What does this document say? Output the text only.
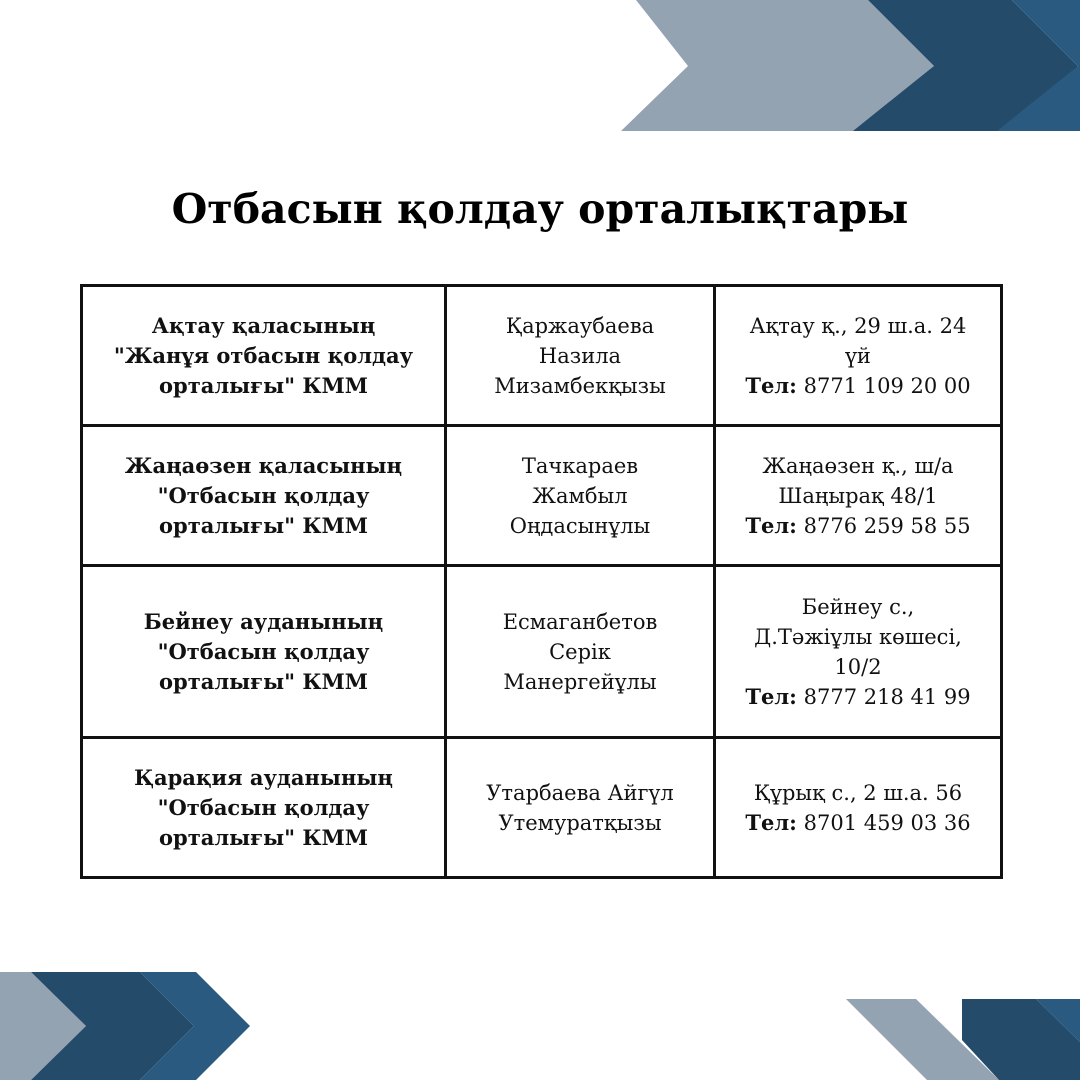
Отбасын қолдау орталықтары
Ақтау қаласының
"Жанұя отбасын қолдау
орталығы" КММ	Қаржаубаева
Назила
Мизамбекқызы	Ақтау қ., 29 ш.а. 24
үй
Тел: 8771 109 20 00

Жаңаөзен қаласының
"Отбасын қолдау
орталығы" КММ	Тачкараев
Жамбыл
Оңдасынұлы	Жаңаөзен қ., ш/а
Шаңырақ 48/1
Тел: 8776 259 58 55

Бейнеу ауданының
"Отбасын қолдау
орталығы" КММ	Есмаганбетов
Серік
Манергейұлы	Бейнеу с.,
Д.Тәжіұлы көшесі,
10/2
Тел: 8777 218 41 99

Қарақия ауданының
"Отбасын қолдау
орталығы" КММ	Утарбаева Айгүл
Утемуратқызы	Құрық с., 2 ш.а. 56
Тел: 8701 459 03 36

* * *

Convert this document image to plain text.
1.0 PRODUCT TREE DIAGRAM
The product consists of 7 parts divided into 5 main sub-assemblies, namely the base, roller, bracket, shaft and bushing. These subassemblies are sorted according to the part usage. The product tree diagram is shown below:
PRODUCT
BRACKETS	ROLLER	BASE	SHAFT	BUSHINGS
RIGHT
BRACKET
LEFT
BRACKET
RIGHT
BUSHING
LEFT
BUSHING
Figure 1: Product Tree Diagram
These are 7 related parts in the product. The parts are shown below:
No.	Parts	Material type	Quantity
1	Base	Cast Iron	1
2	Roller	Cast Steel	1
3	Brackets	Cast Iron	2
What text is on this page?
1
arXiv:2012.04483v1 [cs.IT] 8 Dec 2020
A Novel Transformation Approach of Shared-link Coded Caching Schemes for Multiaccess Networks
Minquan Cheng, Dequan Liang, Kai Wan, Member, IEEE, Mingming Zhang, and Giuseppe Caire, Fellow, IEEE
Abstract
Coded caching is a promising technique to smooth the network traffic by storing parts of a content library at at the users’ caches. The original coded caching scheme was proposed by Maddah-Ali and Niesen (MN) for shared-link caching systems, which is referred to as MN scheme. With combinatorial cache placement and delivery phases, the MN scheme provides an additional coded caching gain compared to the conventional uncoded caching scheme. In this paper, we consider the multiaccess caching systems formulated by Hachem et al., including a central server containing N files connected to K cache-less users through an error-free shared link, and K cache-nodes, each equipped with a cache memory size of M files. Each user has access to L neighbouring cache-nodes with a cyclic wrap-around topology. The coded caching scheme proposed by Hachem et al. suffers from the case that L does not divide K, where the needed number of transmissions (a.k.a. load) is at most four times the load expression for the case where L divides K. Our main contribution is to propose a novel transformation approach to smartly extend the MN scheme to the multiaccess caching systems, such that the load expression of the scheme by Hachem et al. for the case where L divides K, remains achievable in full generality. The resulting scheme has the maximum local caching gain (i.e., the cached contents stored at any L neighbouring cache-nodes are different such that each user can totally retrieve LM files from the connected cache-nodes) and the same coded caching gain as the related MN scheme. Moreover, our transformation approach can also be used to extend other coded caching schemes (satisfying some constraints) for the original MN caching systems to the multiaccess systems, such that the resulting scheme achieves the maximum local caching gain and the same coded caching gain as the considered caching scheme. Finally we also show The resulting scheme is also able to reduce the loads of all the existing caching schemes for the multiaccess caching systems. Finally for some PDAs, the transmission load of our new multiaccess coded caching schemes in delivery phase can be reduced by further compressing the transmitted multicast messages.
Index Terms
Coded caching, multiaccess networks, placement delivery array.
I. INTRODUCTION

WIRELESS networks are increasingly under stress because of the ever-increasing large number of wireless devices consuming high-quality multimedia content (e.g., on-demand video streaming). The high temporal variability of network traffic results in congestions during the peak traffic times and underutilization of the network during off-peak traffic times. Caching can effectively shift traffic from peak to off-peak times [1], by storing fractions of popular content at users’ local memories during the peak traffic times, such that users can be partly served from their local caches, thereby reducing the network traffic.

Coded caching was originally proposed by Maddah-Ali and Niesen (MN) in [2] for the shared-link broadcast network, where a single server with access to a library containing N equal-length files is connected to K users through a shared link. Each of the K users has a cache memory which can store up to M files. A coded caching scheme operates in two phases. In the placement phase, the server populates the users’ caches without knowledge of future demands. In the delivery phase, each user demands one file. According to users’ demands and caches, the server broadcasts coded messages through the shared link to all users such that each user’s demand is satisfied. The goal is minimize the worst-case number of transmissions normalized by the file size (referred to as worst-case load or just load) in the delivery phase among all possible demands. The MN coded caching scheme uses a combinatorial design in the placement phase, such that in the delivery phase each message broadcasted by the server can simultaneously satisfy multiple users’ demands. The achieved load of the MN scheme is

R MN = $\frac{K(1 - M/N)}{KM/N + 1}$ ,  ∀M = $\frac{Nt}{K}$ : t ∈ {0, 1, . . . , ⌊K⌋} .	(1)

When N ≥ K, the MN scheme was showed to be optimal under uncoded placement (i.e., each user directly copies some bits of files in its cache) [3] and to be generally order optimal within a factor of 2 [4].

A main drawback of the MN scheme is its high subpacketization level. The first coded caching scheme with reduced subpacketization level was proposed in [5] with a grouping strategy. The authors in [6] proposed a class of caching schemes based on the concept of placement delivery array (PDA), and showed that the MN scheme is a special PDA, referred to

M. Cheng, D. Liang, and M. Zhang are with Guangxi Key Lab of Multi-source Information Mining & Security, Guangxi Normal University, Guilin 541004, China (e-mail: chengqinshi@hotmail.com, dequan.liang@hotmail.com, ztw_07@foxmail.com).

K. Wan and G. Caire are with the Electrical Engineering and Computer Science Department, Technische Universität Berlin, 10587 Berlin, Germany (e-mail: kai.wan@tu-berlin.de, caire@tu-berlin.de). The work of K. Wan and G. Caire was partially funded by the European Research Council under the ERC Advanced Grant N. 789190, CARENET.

==

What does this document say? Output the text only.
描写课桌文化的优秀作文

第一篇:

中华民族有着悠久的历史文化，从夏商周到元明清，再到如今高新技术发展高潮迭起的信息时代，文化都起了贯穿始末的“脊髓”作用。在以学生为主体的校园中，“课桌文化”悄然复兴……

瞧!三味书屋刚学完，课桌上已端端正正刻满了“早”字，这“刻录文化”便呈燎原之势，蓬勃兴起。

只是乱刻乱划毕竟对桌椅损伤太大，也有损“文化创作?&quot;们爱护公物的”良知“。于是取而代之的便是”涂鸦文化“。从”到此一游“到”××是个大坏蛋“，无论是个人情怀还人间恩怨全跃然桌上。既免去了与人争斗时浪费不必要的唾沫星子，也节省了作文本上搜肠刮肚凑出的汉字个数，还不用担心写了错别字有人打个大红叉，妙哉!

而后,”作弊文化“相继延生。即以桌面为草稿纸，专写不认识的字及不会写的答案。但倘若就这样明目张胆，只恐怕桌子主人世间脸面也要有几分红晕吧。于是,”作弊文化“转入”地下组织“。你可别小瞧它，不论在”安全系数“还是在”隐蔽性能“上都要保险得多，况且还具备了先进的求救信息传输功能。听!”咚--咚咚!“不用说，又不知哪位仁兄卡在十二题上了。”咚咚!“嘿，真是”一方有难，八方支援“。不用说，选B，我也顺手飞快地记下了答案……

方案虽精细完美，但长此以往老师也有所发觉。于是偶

▸ The request
Sift through the entries and copy every line with "орталығы".

▸ Right answer
орталығы" КММ	Қаржаубаева
орталығы" КММ	Тачкараев
орталығы" КММ	Есмаганбетов
орталығы" КММ	Утарбаева Айгүл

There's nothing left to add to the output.